> Records supplied:
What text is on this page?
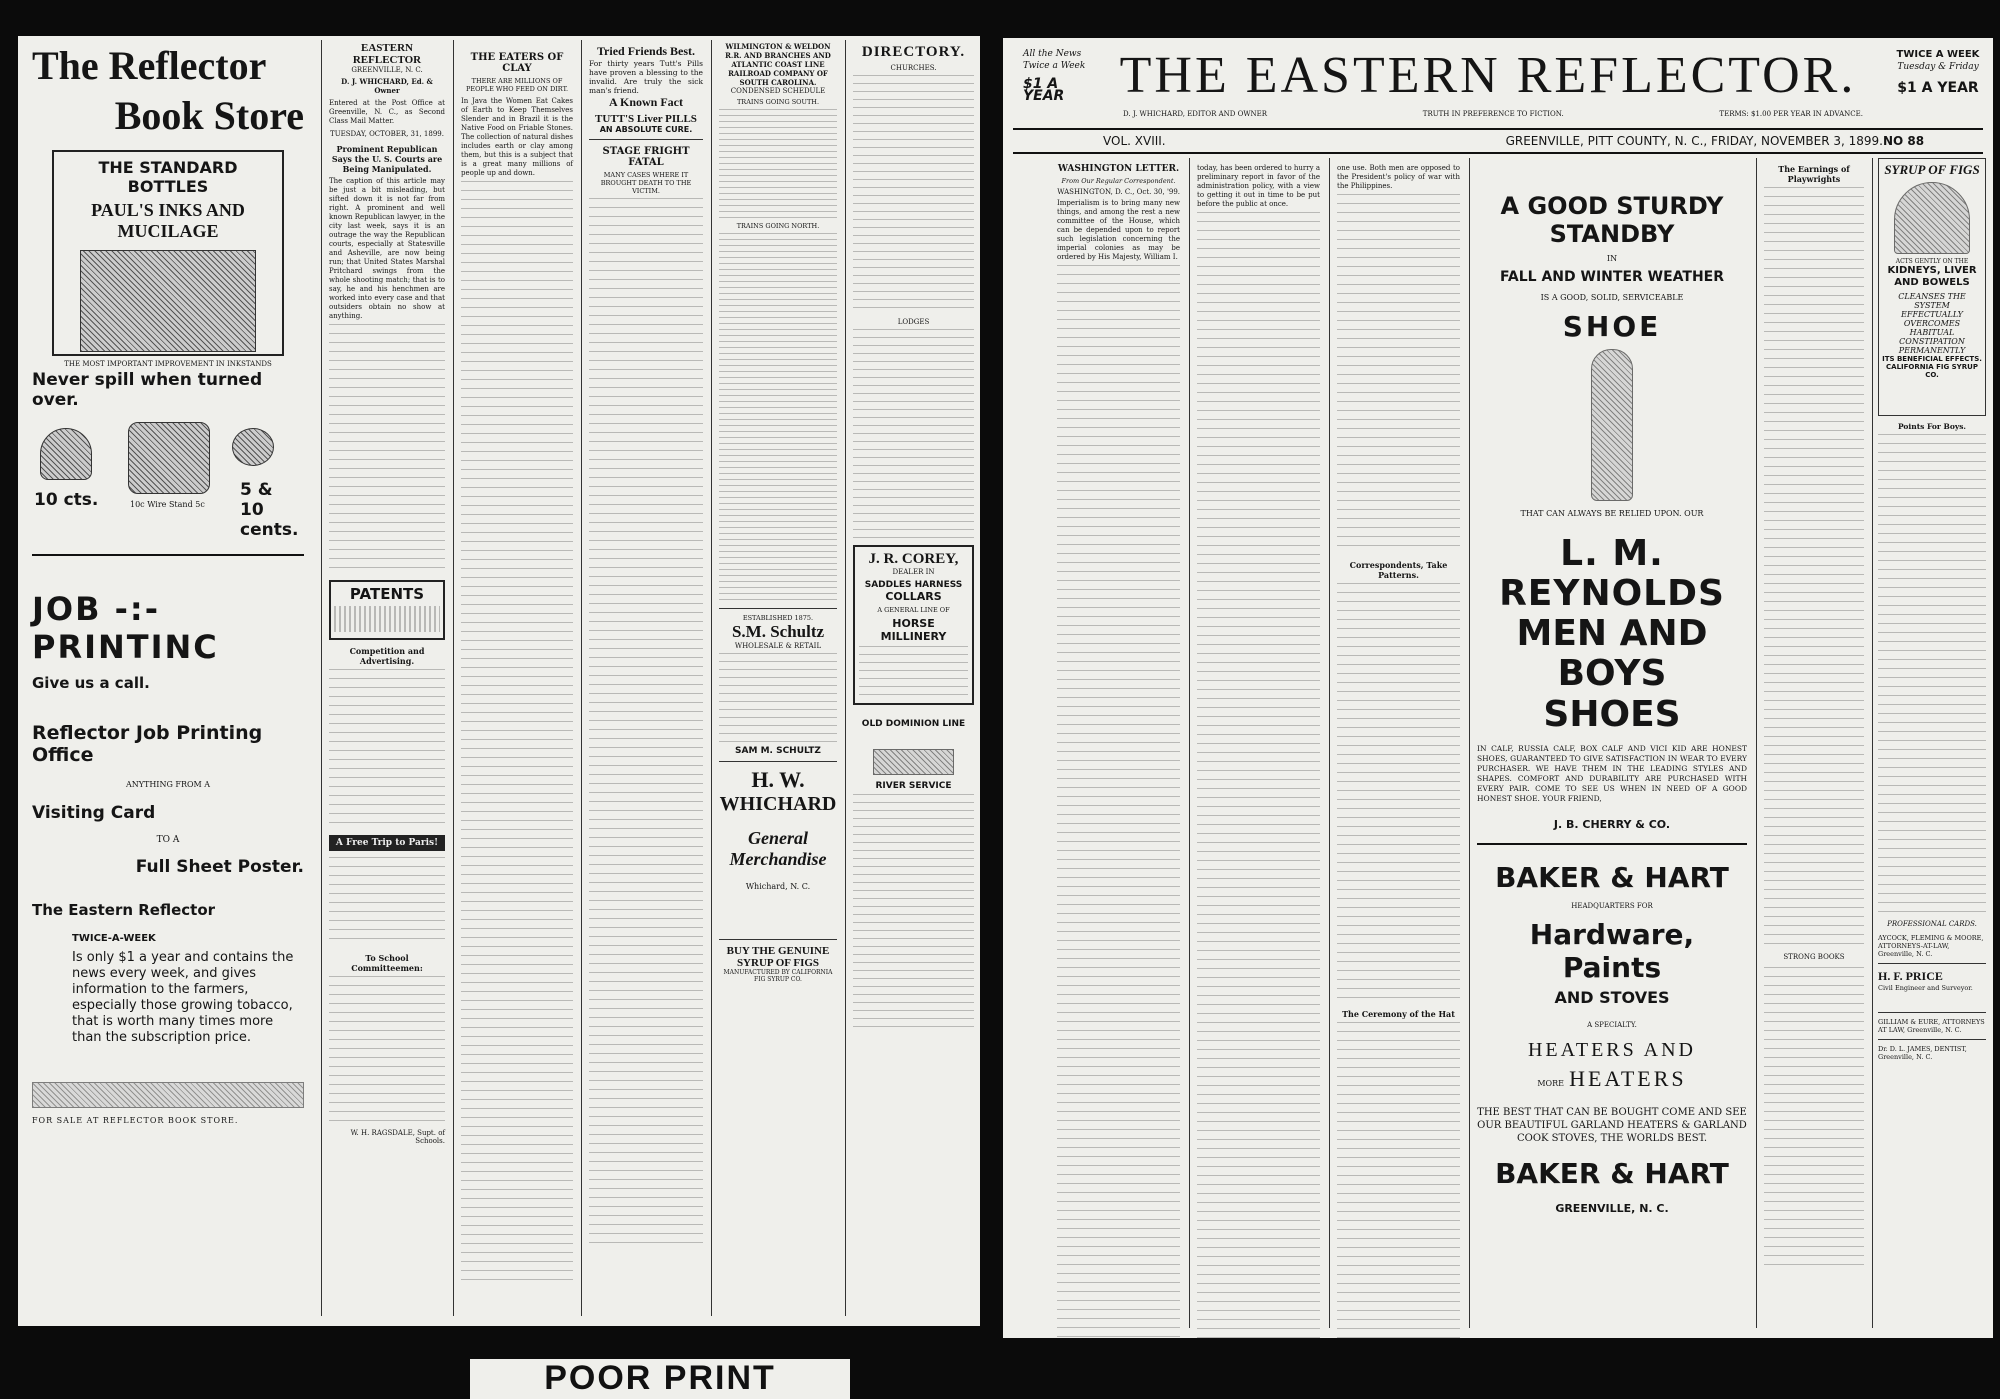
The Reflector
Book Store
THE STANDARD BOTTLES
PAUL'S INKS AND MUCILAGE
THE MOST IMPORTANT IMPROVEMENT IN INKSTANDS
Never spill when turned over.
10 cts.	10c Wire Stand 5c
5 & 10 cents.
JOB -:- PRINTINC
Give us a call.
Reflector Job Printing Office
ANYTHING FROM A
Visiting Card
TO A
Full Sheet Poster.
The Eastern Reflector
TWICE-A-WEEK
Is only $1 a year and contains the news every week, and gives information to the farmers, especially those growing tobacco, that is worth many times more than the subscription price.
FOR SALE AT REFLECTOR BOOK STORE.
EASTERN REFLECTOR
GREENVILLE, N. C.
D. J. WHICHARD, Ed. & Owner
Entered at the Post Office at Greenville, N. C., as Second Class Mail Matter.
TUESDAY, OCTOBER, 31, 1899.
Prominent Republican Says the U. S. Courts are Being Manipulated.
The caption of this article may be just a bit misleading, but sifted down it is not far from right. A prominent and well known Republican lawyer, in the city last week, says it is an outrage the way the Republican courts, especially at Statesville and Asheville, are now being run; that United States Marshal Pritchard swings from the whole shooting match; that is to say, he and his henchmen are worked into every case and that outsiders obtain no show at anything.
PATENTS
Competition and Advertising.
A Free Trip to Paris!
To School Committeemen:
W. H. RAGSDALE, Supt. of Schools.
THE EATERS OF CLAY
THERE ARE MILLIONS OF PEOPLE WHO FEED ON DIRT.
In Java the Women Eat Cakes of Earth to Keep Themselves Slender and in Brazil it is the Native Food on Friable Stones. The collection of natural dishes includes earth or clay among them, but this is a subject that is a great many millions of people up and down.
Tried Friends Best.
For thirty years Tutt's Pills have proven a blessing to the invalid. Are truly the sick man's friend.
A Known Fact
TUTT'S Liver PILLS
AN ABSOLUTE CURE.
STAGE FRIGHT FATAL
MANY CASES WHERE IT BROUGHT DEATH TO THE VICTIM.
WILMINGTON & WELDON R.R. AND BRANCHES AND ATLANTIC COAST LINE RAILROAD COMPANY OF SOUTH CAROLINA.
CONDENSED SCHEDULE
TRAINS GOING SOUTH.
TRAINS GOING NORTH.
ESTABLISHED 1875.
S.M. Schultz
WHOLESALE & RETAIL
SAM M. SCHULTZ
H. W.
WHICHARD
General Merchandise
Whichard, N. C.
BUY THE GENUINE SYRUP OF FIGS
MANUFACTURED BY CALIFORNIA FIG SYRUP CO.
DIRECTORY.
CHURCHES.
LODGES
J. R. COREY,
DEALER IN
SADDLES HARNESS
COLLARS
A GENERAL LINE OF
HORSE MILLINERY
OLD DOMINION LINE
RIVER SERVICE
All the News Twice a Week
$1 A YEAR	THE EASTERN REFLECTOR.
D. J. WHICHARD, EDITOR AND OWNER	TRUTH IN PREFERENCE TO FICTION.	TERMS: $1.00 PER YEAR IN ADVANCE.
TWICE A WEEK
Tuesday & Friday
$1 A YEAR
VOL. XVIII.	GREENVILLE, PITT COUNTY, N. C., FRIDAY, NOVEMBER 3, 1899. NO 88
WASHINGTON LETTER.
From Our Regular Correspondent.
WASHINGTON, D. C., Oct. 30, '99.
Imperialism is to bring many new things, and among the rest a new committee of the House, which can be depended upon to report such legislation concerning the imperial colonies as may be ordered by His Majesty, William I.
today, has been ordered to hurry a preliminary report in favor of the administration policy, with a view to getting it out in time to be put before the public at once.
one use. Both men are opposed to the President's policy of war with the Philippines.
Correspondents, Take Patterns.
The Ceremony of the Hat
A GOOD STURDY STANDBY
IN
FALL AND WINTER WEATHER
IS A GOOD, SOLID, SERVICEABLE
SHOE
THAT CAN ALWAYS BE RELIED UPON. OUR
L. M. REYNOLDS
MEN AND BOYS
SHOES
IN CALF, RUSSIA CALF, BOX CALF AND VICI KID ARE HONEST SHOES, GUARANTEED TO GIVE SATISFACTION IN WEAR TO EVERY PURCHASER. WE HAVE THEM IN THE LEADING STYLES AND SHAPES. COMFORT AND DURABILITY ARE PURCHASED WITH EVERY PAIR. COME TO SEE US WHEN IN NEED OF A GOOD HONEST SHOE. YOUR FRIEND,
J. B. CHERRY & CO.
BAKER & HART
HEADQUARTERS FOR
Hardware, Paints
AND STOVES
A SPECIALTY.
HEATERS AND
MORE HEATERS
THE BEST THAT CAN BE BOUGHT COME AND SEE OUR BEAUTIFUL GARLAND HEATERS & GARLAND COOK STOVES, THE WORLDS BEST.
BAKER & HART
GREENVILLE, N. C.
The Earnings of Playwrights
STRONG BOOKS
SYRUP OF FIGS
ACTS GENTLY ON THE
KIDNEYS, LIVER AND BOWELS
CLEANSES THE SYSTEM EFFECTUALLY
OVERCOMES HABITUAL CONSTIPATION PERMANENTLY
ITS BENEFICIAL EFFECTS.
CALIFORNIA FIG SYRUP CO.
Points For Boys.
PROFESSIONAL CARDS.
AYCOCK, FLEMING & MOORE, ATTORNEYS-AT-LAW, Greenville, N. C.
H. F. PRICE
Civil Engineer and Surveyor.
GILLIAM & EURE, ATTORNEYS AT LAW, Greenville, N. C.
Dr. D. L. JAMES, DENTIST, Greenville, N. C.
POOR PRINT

> Instructions for the task: Read through the entries and copy each line in which "ATTORNEYS" appears.

> Solved problem:
AYCOCK, FLEMING & MOORE, ATTORNEYS-AT-LAW, Greenville, N. C.
GILLIAM & EURE, ATTORNEYS AT LAW, Greenville, N. C.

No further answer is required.